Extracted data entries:
---+---
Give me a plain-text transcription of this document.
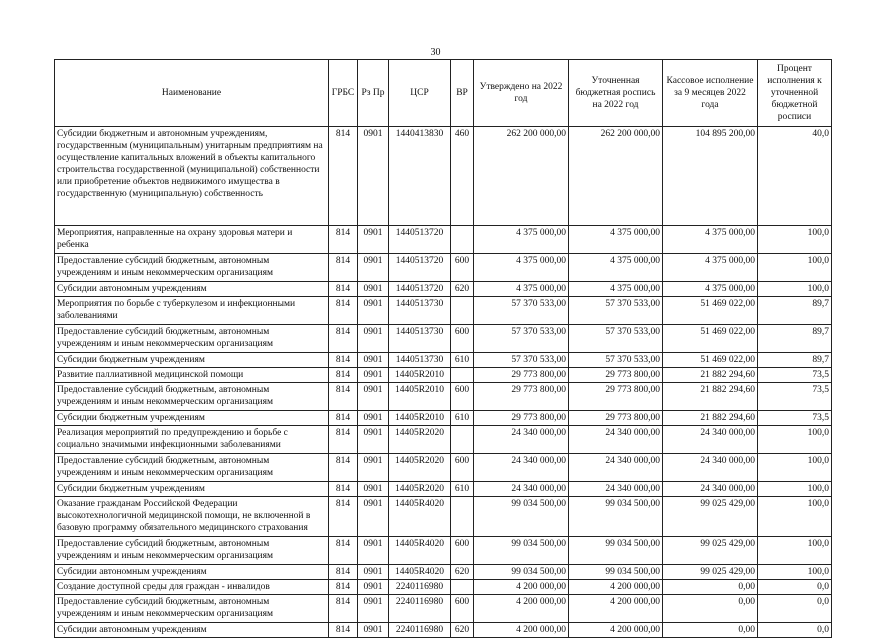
30
Наименование	ГРБС	Рз Пр	ЦСР	ВР	Утверждено на 2022 год	Уточненная бюджетная роспись на 2022 год	Кассовое исполнение за 9 месяцев 2022 года	Процент исполнения к уточненной бюджетной росписи
Субсидии бюджетным и автономным учреждениям, государственным (муниципальным) унитарным предприятиям на осуществление капитальных вложений в объекты капитального строительства государственной (муниципальной) собственности или приобретение объектов недвижимого имущества в государственную (муниципальную) собственность	814	0901	1440413830	460	262 200 000,00	262 200 000,00	104 895 200,00	40,0
Мероприятия, направленные на охрану здоровья матери и ребенка	814	0901	1440513720		4 375 000,00	4 375 000,00	4 375 000,00	100,0
Предоставление субсидий бюджетным, автономным учреждениям и иным некоммерческим организациям	814	0901	1440513720	600	4 375 000,00	4 375 000,00	4 375 000,00	100,0
Субсидии автономным учреждениям	814	0901	1440513720	620	4 375 000,00	4 375 000,00	4 375 000,00	100,0
Мероприятия по борьбе с туберкулезом и инфекционными заболеваниями	814	0901	1440513730		57 370 533,00	57 370 533,00	51 469 022,00	89,7
Предоставление субсидий бюджетным, автономным учреждениям и иным некоммерческим организациям	814	0901	1440513730	600	57 370 533,00	57 370 533,00	51 469 022,00	89,7
Субсидии бюджетным учреждениям	814	0901	1440513730	610	57 370 533,00	57 370 533,00	51 469 022,00	89,7
Развитие паллиативной медицинской помощи	814	0901	14405R2010		29 773 800,00	29 773 800,00	21 882 294,60	73,5
Предоставление субсидий бюджетным, автономным учреждениям и иным некоммерческим организациям	814	0901	14405R2010	600	29 773 800,00	29 773 800,00	21 882 294,60	73,5
Субсидии бюджетным учреждениям	814	0901	14405R2010	610	29 773 800,00	29 773 800,00	21 882 294,60	73,5
Реализация мероприятий по предупреждению и борьбе с социально значимыми инфекционными заболеваниями	814	0901	14405R2020		24 340 000,00	24 340 000,00	24 340 000,00	100,0
Предоставление субсидий бюджетным, автономным учреждениям и иным некоммерческим организациям	814	0901	14405R2020	600	24 340 000,00	24 340 000,00	24 340 000,00	100,0
Субсидии бюджетным учреждениям	814	0901	14405R2020	610	24 340 000,00	24 340 000,00	24 340 000,00	100,0
Оказание гражданам Российской Федерации высокотехнологичной медицинской помощи, не включенной в базовую программу обязательного медицинского страхования	814	0901	14405R4020		99 034 500,00	99 034 500,00	99 025 429,00	100,0
Предоставление субсидий бюджетным, автономным учреждениям и иным некоммерческим организациям	814	0901	14405R4020	600	99 034 500,00	99 034 500,00	99 025 429,00	100,0
Субсидии автономным учреждениям	814	0901	14405R4020	620	99 034 500,00	99 034 500,00	99 025 429,00	100,0
Создание доступной среды для граждан - инвалидов	814	0901	2240116980		4 200 000,00	4 200 000,00	0,00	0,0
Предоставление субсидий бюджетным, автономным учреждениям и иным некоммерческим организациям	814	0901	2240116980	600	4 200 000,00	4 200 000,00	0,00	0,0
Субсидии автономным учреждениям	814	0901	2240116980	620	4 200 000,00	4 200 000,00	0,00	0,0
---+---
- **What the task asks**: From the entries above, list each line with "инфекционными" in it.

- **Solved problem**:
Мероприятия по борьбе с туберкулезом и инфекционными заболеваниями	814	0901	1440513730		57 370 533,00	57 370 533,00	51 469 022,00	89,7
Реализация мероприятий по предупреждению и борьбе с социально значимыми инфекционными заболеваниями	814	0901	14405R2020		24 340 000,00	24 340 000,00	24 340 000,00	100,0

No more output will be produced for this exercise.